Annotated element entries
'''
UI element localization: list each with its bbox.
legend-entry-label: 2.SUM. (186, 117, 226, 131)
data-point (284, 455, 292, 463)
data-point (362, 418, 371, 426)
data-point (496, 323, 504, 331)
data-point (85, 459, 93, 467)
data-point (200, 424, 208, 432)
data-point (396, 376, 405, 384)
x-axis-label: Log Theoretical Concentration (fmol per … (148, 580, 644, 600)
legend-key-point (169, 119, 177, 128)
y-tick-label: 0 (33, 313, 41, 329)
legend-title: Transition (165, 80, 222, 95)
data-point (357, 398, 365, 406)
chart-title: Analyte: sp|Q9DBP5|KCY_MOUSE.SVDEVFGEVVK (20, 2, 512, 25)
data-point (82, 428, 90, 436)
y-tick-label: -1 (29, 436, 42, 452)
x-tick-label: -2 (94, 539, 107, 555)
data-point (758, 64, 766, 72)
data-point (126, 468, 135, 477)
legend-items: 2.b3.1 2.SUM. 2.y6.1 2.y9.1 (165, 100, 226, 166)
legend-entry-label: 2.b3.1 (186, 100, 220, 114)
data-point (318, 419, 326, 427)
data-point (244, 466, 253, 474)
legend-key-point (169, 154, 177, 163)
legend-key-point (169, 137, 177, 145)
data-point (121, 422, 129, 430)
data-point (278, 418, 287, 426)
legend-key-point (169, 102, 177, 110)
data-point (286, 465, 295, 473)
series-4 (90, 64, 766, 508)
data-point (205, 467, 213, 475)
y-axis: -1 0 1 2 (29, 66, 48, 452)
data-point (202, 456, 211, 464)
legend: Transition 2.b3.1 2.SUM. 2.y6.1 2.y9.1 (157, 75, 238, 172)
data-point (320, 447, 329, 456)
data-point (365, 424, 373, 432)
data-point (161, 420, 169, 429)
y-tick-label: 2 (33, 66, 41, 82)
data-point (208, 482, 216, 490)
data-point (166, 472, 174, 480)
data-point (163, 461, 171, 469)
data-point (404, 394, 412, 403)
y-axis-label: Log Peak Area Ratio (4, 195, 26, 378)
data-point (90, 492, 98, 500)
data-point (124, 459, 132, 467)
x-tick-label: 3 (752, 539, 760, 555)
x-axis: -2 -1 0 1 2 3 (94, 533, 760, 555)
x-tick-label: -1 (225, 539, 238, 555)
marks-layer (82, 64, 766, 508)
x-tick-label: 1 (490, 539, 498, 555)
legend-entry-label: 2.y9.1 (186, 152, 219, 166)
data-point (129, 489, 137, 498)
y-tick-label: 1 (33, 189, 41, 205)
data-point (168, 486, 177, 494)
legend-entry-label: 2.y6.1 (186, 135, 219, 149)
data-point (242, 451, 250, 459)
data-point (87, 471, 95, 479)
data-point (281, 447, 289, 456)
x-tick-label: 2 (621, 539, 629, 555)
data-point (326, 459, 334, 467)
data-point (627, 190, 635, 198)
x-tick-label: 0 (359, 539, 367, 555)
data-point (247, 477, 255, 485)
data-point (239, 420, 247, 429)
'''
** Instructions for the task **
Report each line of the entries above that contains the string "tick", reproducing every such line in full.

** Completed exercise **
y-tick-label: 0 (33, 313, 41, 329)
y-tick-label: -1 (29, 436, 42, 452)
x-tick-label: -2 (94, 539, 107, 555)
y-tick-label: 2 (33, 66, 41, 82)
x-tick-label: 3 (752, 539, 760, 555)
x-tick-label: -1 (225, 539, 238, 555)
x-tick-label: 1 (490, 539, 498, 555)
y-tick-label: 1 (33, 189, 41, 205)
x-tick-label: 2 (621, 539, 629, 555)
x-tick-label: 0 (359, 539, 367, 555)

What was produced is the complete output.